= DATA ROWS =
════════════════

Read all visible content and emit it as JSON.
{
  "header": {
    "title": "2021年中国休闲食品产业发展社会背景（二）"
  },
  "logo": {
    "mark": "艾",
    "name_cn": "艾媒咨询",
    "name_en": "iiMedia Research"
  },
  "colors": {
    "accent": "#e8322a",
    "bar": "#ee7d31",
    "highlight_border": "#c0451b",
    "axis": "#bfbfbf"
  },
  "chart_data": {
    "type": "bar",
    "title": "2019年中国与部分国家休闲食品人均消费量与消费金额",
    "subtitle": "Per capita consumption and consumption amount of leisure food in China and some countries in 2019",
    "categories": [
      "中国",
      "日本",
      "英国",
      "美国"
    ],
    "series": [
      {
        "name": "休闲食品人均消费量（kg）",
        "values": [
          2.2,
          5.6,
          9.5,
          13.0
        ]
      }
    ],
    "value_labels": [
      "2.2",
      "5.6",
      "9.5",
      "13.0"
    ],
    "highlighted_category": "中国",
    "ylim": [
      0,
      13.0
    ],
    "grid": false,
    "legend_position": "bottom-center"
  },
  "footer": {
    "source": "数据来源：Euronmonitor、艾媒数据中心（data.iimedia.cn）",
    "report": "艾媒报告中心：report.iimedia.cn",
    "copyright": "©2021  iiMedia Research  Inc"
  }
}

════════════════

= YOUR INSTRUCTIONS =
Filter the records above and return every line that holds the word "Research".

= FINAL RESULT =
    "name_en": "iiMedia Research"
    "copyright": "©2021  iiMedia Research  Inc"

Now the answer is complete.